*Dataset entries on figures:*

------

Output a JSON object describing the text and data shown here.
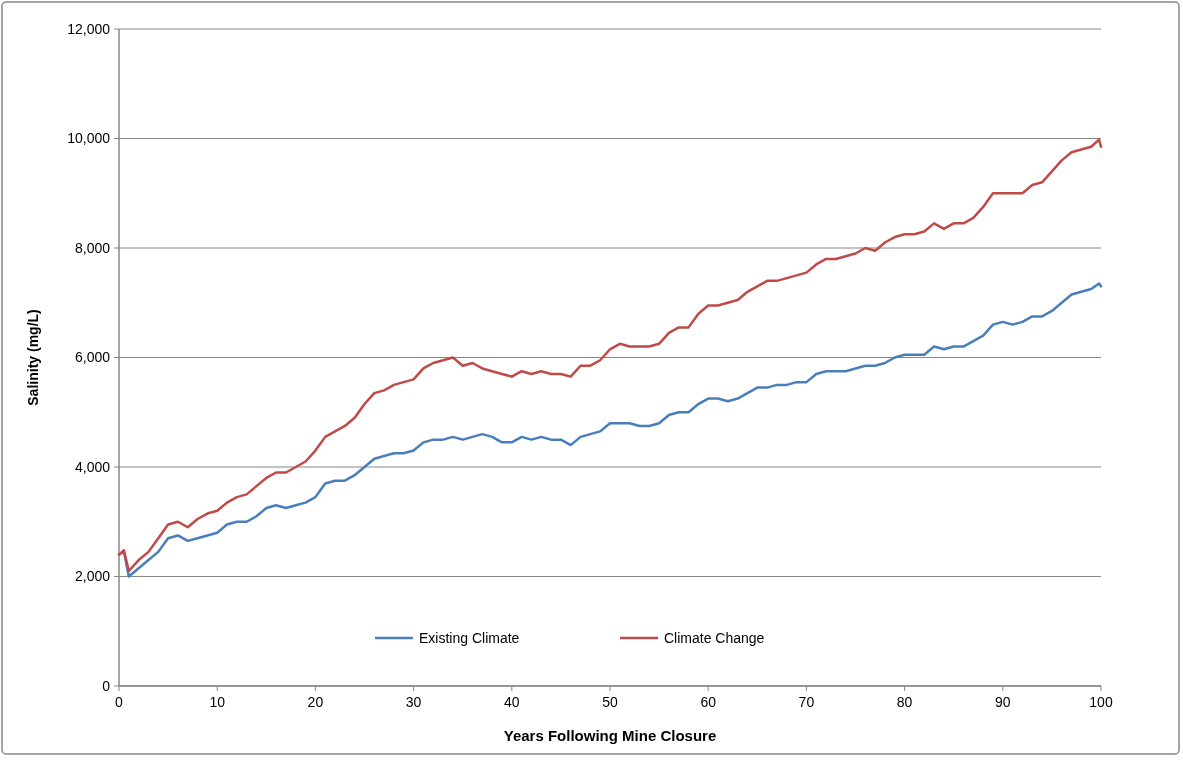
{
  "chart_data": {
    "type": "line",
    "xlabel": "Years Following Mine Closure",
    "ylabel": "Salinity (mg/L)",
    "x": [
      0,
      0.5,
      1,
      2,
      3,
      4,
      5,
      6,
      7,
      8,
      9,
      10,
      11,
      12,
      13,
      14,
      15,
      16,
      17,
      18,
      19,
      20,
      21,
      22,
      23,
      24,
      25,
      26,
      27,
      28,
      29,
      30,
      31,
      32,
      33,
      34,
      35,
      36,
      37,
      38,
      39,
      40,
      41,
      42,
      43,
      44,
      45,
      46,
      47,
      48,
      49,
      50,
      51,
      52,
      53,
      54,
      55,
      56,
      57,
      58,
      59,
      60,
      61,
      62,
      63,
      64,
      65,
      66,
      67,
      68,
      69,
      70,
      71,
      72,
      73,
      74,
      75,
      76,
      77,
      78,
      79,
      80,
      81,
      82,
      83,
      84,
      85,
      86,
      87,
      88,
      89,
      90,
      91,
      92,
      93,
      94,
      95,
      96,
      97,
      98,
      99,
      99.8,
      100
    ],
    "series": [
      {
        "name": "Existing Climate",
        "color": "#4a7ebb",
        "values": [
          2400,
          2450,
          2000,
          2150,
          2300,
          2450,
          2700,
          2750,
          2650,
          2700,
          2750,
          2800,
          2950,
          3000,
          3000,
          3100,
          3250,
          3300,
          3250,
          3300,
          3350,
          3450,
          3700,
          3750,
          3750,
          3850,
          4000,
          4150,
          4200,
          4250,
          4250,
          4300,
          4450,
          4500,
          4500,
          4550,
          4500,
          4550,
          4600,
          4550,
          4450,
          4450,
          4550,
          4500,
          4550,
          4500,
          4500,
          4400,
          4550,
          4600,
          4650,
          4800,
          4800,
          4800,
          4750,
          4750,
          4800,
          4950,
          5000,
          5000,
          5150,
          5250,
          5250,
          5200,
          5250,
          5350,
          5450,
          5450,
          5500,
          5500,
          5550,
          5550,
          5700,
          5750,
          5750,
          5750,
          5800,
          5850,
          5850,
          5900,
          6000,
          6050,
          6050,
          6050,
          6200,
          6150,
          6200,
          6200,
          6300,
          6400,
          6600,
          6650,
          6600,
          6650,
          6750,
          6750,
          6850,
          7000,
          7150,
          7200,
          7250,
          7350,
          7300
        ]
      },
      {
        "name": "Climate Change",
        "color": "#be4b48",
        "values": [
          2400,
          2480,
          2100,
          2300,
          2450,
          2700,
          2950,
          3000,
          2900,
          3050,
          3150,
          3200,
          3350,
          3450,
          3500,
          3650,
          3800,
          3900,
          3900,
          4000,
          4100,
          4300,
          4550,
          4650,
          4750,
          4900,
          5150,
          5350,
          5400,
          5500,
          5550,
          5600,
          5800,
          5900,
          5950,
          6000,
          5850,
          5900,
          5800,
          5750,
          5700,
          5650,
          5750,
          5700,
          5750,
          5700,
          5700,
          5650,
          5850,
          5850,
          5950,
          6150,
          6250,
          6200,
          6200,
          6200,
          6250,
          6450,
          6550,
          6550,
          6800,
          6950,
          6950,
          7000,
          7050,
          7200,
          7300,
          7400,
          7400,
          7450,
          7500,
          7550,
          7700,
          7800,
          7800,
          7850,
          7900,
          8000,
          7950,
          8100,
          8200,
          8250,
          8250,
          8300,
          8450,
          8350,
          8450,
          8450,
          8550,
          8750,
          9000,
          9000,
          9000,
          9000,
          9150,
          9200,
          9400,
          9600,
          9750,
          9800,
          9850,
          9980,
          9850
        ]
      }
    ],
    "xlim": [
      0,
      100
    ],
    "xticks": [
      0,
      10,
      20,
      30,
      40,
      50,
      60,
      70,
      80,
      90,
      100
    ],
    "ylim": [
      0,
      12000
    ],
    "yticks": [
      0,
      {
        "value": 2000,
        "label": "2,000"
      },
      {
        "value": 4000,
        "label": "4,000"
      },
      {
        "value": 6000,
        "label": "6,000"
      },
      {
        "value": 8000,
        "label": "8,000"
      },
      {
        "value": 10000,
        "label": "10,000"
      },
      {
        "value": 12000,
        "label": "12,000"
      }
    ],
    "grid": "y",
    "legend": "bottom",
    "marker": "none",
    "line_style": "solid"
  }
}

------

*Problem requirements:*
From the material above, gather all lines that include the string "Climate" and copy them.

*Answer to this task:*
        "name": "Existing Climate",
        "name": "Climate Change",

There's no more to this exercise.